▶ Task statement
Find the lines below that contain the word "الأبيات" and count them. Only the number should be given.

▶ Exercise material

****************************************

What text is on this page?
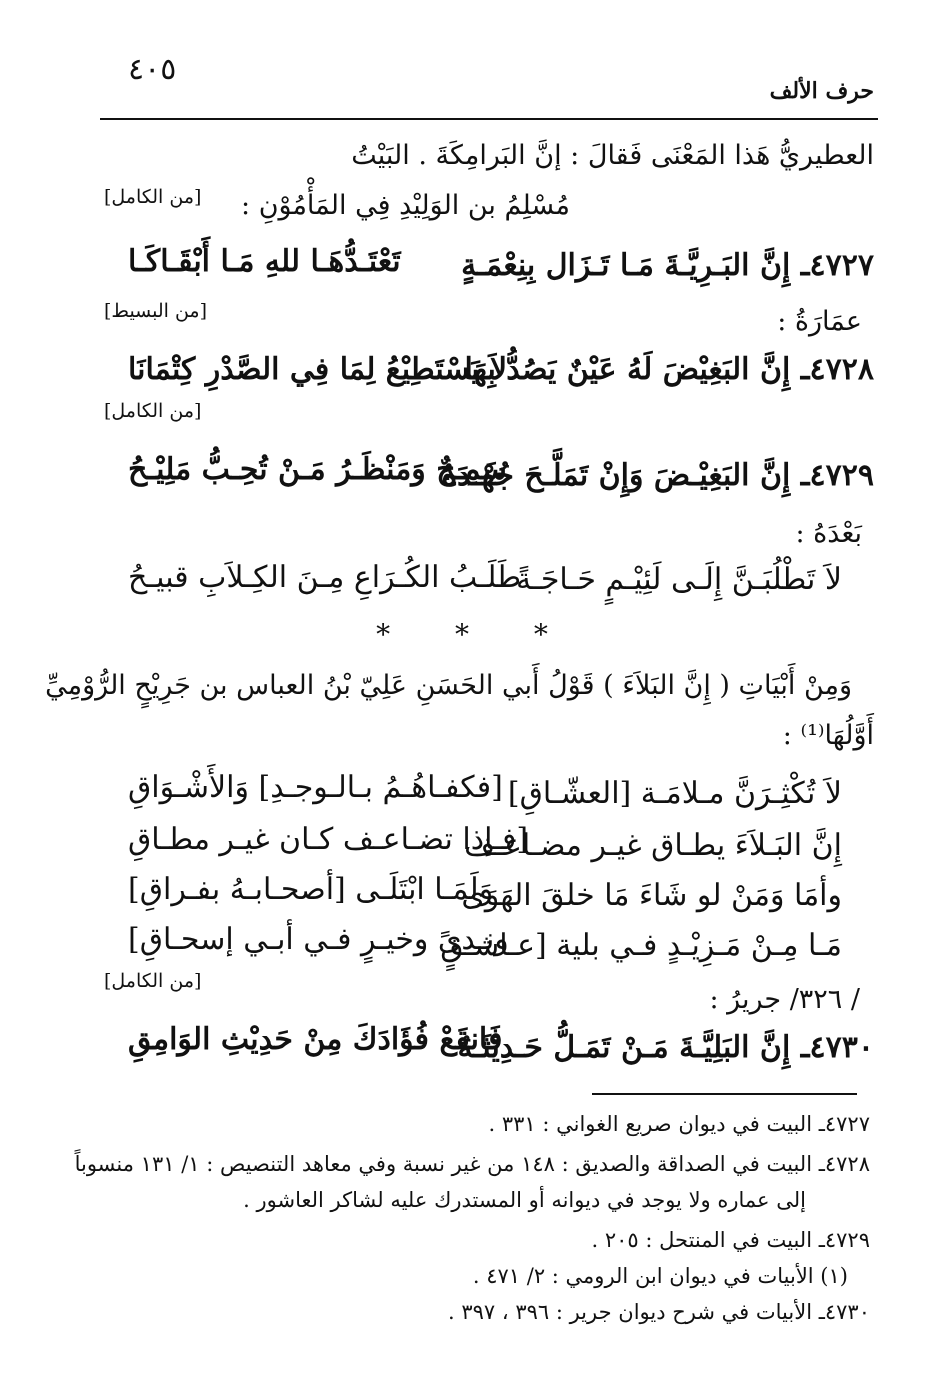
٤٠٥
حرف الألف
العطيريُّ هَذا المَعْنَى فَقالَ : إنَّ البَرامِكَةَ . البَيْتُ
مُسْلِمُ بن الوَلِيْدِ فِي المَأْمُوْنِ :
[من الكامل]
٤٧٢٧ـ إِنَّ البَـرِيَّـةَ مَـا تَـزَال بِنِعْمَـةٍ
تَعْتَـدُّهَـا للهِ مَـا أَبْقَـاكَـا
[من البسيط]	عمَارَةُ :
٤٧٢٨ـ إِنَّ البَغِيْضَ لَهُ عَيْنٌ يَصُدُّ بِهَا
لاَ يَسْتَطِيْعُ لِمَا فِي الصَّدْرِ كِتْمَانَا
[من الكامل]
٤٧٢٩ـ إِنَّ البَغِيْـضَ وَإِنْ تَمَلَّـحَ جُهْـدَهُ
سَمِـجٌ وَمَنْظَـرُ مَـنْ تُحِـبُّ مَلِيْـحُ
بَعْدَهُ :
لاَ تَطْلُبَـنَّ إِلَـى لَئِيْـمٍ حَـاجَـةً
طَلَـبُ الكُـرَاعِ مِـنَ الكِـلاَبِ قبيـحُ
* * *
وَمِنْ أَبْيَاتِ ( إِنَّ البَلاَءَ ) قَوْلُ أَبي الحَسَنِ عَلِيّ بْنُ العباس بن جَرِيْحٍ الرُّوْمِيِّ
أَوَّلُهَا⁽¹⁾ :
لاَ تُكْثِـرَنَّ مـلامَـة [العشّـاقِ]
[فكفـاهُـمُ بـالـوجـدِ] وَالأَشْـوَاقِ
إِنَّ البَـلاَءَ يطـاق غيـر مضـاعـف
[فـإذا تضـاعـف كـان غيـر مطـاقِ
وأمَا وَمَنْ لو شَاءَ مَا خلقَ الهَوَى
وَلَمَـا ابْتَلَـى [أصحـابـهُ بفـراقِ]
مَـا مِـنْ مَـزِيْـدٍ فـي بلية [عـاشـقٍ
ونـدىً وخيـرٍ فـي أبـي إسحـاقِ]
[من الكامل]
/ ٣٢٦/ جريرُ :
٤٧٣٠ـ إِنَّ البَلِيَّـةَ مَـنْ تَمَـلُّ حَـدِيْثَـهُ
فَانقَعْ فُؤَادَكَ مِنْ حَدِيْثِ الوَامِقِ
٤٧٢٧ـ البيت في ديوان صريع الغواني : ٣٣١ .
٤٧٢٨ـ البيت في الصداقة والصديق : ١٤٨ من غير نسبة وفي معاهد التنصيص : ١/ ١٣١ منسوباً
إلى عماره ولا يوجد في ديوانه أو المستدرك عليه لشاكر العاشور .
٤٧٢٩ـ البيت في المنتحل : ٢٠٥ .
(١) الأبيات في ديوان ابن الرومي : ٢/ ٤٧١ .
٤٧٣٠ـ الأبيات في شرح ديوان جرير : ٣٩٦ ، ٣٩٧ .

****************************************

▶ Correct response
2